[begin Provided entries]
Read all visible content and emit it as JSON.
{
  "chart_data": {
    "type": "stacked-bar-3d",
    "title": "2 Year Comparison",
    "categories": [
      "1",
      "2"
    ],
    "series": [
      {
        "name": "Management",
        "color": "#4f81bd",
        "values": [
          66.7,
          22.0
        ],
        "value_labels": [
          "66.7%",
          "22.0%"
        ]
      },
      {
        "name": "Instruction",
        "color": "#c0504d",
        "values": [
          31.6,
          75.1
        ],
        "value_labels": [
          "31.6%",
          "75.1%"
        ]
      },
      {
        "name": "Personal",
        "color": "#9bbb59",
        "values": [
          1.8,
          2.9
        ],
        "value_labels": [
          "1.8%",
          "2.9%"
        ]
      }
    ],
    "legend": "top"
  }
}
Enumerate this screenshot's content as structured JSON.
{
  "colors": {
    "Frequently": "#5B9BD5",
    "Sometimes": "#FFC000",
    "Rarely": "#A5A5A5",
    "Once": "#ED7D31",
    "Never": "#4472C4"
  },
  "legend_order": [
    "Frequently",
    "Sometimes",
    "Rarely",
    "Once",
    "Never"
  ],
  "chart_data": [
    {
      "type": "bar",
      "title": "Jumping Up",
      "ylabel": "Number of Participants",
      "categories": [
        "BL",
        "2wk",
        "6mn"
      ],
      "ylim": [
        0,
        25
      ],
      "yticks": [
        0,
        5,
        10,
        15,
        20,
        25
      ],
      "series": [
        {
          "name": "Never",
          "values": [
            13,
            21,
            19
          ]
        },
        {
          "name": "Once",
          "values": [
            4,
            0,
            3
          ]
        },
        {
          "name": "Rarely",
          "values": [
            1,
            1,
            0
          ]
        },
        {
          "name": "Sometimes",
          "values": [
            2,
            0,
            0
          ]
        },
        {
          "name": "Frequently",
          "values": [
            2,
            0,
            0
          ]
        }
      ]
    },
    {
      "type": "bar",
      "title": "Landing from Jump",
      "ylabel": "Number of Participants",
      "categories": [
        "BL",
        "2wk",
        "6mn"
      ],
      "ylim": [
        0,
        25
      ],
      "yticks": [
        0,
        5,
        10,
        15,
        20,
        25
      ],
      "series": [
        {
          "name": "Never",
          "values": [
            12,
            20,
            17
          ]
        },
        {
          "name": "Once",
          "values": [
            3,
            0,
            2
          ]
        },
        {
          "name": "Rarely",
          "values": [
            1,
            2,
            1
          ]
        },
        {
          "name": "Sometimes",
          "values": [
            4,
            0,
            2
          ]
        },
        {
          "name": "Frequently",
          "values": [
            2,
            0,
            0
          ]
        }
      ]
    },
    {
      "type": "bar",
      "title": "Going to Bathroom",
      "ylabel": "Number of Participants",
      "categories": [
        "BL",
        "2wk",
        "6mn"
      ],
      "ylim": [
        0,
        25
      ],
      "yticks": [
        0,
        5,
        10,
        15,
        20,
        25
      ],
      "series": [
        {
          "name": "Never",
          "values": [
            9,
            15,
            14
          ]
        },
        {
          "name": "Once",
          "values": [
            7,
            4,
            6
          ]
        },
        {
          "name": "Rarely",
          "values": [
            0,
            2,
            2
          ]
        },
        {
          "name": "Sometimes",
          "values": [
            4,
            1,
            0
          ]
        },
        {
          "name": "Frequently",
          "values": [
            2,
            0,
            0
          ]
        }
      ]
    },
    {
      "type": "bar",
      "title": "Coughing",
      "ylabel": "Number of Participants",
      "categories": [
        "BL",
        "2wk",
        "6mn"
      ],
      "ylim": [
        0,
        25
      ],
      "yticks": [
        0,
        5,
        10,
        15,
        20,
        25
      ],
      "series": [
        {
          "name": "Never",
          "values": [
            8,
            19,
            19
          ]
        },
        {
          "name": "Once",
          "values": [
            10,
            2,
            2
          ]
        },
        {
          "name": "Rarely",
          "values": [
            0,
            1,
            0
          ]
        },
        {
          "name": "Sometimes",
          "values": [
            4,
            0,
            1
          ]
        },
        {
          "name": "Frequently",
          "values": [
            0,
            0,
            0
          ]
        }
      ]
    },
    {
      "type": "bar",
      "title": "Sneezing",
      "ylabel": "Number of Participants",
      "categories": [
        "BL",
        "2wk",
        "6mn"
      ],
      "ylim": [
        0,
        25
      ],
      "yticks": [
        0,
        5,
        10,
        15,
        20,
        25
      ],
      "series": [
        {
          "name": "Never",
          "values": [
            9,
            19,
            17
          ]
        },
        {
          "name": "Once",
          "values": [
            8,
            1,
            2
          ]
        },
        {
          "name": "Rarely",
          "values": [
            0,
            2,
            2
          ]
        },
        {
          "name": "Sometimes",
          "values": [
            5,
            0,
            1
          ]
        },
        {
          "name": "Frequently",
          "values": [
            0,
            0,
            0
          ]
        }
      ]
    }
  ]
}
[end Provided entries]
Objective — The entries above must be returned exactly.

Task output —
Read all visible content and emit it as JSON.
{
  "chart_data": {
    "type": "stacked-bar-3d",
    "title": "2 Year Comparison",
    "categories": [
      "1",
      "2"
    ],
    "series": [
      {
        "name": "Management",
        "color": "#4f81bd",
        "values": [
          66.7,
          22.0
        ],
        "value_labels": [
          "66.7%",
          "22.0%"
        ]
      },
      {
        "name": "Instruction",
        "color": "#c0504d",
        "values": [
          31.6,
          75.1
        ],
        "value_labels": [
          "31.6%",
          "75.1%"
        ]
      },
      {
        "name": "Personal",
        "color": "#9bbb59",
        "values": [
          1.8,
          2.9
        ],
        "value_labels": [
          "1.8%",
          "2.9%"
        ]
      }
    ],
    "legend": "top"
  }
}
Enumerate this screenshot's content as structured JSON.
{
  "colors": {
    "Frequently": "#5B9BD5",
    "Sometimes": "#FFC000",
    "Rarely": "#A5A5A5",
    "Once": "#ED7D31",
    "Never": "#4472C4"
  },
  "legend_order": [
    "Frequently",
    "Sometimes",
    "Rarely",
    "Once",
    "Never"
  ],
  "chart_data": [
    {
      "type": "bar",
      "title": "Jumping Up",
      "ylabel": "Number of Participants",
      "categories": [
        "BL",
        "2wk",
        "6mn"
      ],
      "ylim": [
        0,
        25
      ],
      "yticks": [
        0,
        5,
        10,
        15,
        20,
        25
      ],
      "series": [
        {
          "name": "Never",
          "values": [
            13,
            21,
            19
          ]
        },
        {
          "name": "Once",
          "values": [
            4,
            0,
            3
          ]
        },
        {
          "name": "Rarely",
          "values": [
            1,
            1,
            0
          ]
        },
        {
          "name": "Sometimes",
          "values": [
            2,
            0,
            0
          ]
        },
        {
          "name": "Frequently",
          "values": [
            2,
            0,
            0
          ]
        }
      ]
    },
    {
      "type": "bar",
      "title": "Landing from Jump",
      "ylabel": "Number of Participants",
      "categories": [
        "BL",
        "2wk",
        "6mn"
      ],
      "ylim": [
        0,
        25
      ],
      "yticks": [
        0,
        5,
        10,
        15,
        20,
        25
      ],
      "series": [
        {
          "name": "Never",
          "values": [
            12,
            20,
            17
          ]
        },
        {
          "name": "Once",
          "values": [
            3,
            0,
            2
          ]
        },
        {
          "name": "Rarely",
          "values": [
            1,
            2,
            1
          ]
        },
        {
          "name": "Sometimes",
          "values": [
            4,
            0,
            2
          ]
        },
        {
          "name": "Frequently",
          "values": [
            2,
            0,
            0
          ]
        }
      ]
    },
    {
      "type": "bar",
      "title": "Going to Bathroom",
      "ylabel": "Number of Participants",
      "categories": [
        "BL",
        "2wk",
        "6mn"
      ],
      "ylim": [
        0,
        25
      ],
      "yticks": [
        0,
        5,
        10,
        15,
        20,
        25
      ],
      "series": [
        {
          "name": "Never",
          "values": [
            9,
            15,
            14
          ]
        },
        {
          "name": "Once",
          "values": [
            7,
            4,
            6
          ]
        },
        {
          "name": "Rarely",
          "values": [
            0,
            2,
            2
          ]
        },
        {
          "name": "Sometimes",
          "values": [
            4,
            1,
            0
          ]
        },
        {
          "name": "Frequently",
          "values": [
            2,
            0,
            0
          ]
        }
      ]
    },
    {
      "type": "bar",
      "title": "Coughing",
      "ylabel": "Number of Participants",
      "categories": [
        "BL",
        "2wk",
        "6mn"
      ],
      "ylim": [
        0,
        25
      ],
      "yticks": [
        0,
        5,
        10,
        15,
        20,
        25
      ],
      "series": [
        {
          "name": "Never",
          "values": [
            8,
            19,
            19
          ]
        },
        {
          "name": "Once",
          "values": [
            10,
            2,
            2
          ]
        },
        {
          "name": "Rarely",
          "values": [
            0,
            1,
            0
          ]
        },
        {
          "name": "Sometimes",
          "values": [
            4,
            0,
            1
          ]
        },
        {
          "name": "Frequently",
          "values": [
            0,
            0,
            0
          ]
        }
      ]
    },
    {
      "type": "bar",
      "title": "Sneezing",
      "ylabel": "Number of Participants",
      "categories": [
        "BL",
        "2wk",
        "6mn"
      ],
      "ylim": [
        0,
        25
      ],
      "yticks": [
        0,
        5,
        10,
        15,
        20,
        25
      ],
      "series": [
        {
          "name": "Never",
          "values": [
            9,
            19,
            17
          ]
        },
        {
          "name": "Once",
          "values": [
            8,
            1,
            2
          ]
        },
        {
          "name": "Rarely",
          "values": [
            0,
            2,
            2
          ]
        },
        {
          "name": "Sometimes",
          "values": [
            5,
            0,
            1
          ]
        },
        {
          "name": "Frequently",
          "values": [
            0,
            0,
            0
          ]
        }
      ]
    }
  ]
}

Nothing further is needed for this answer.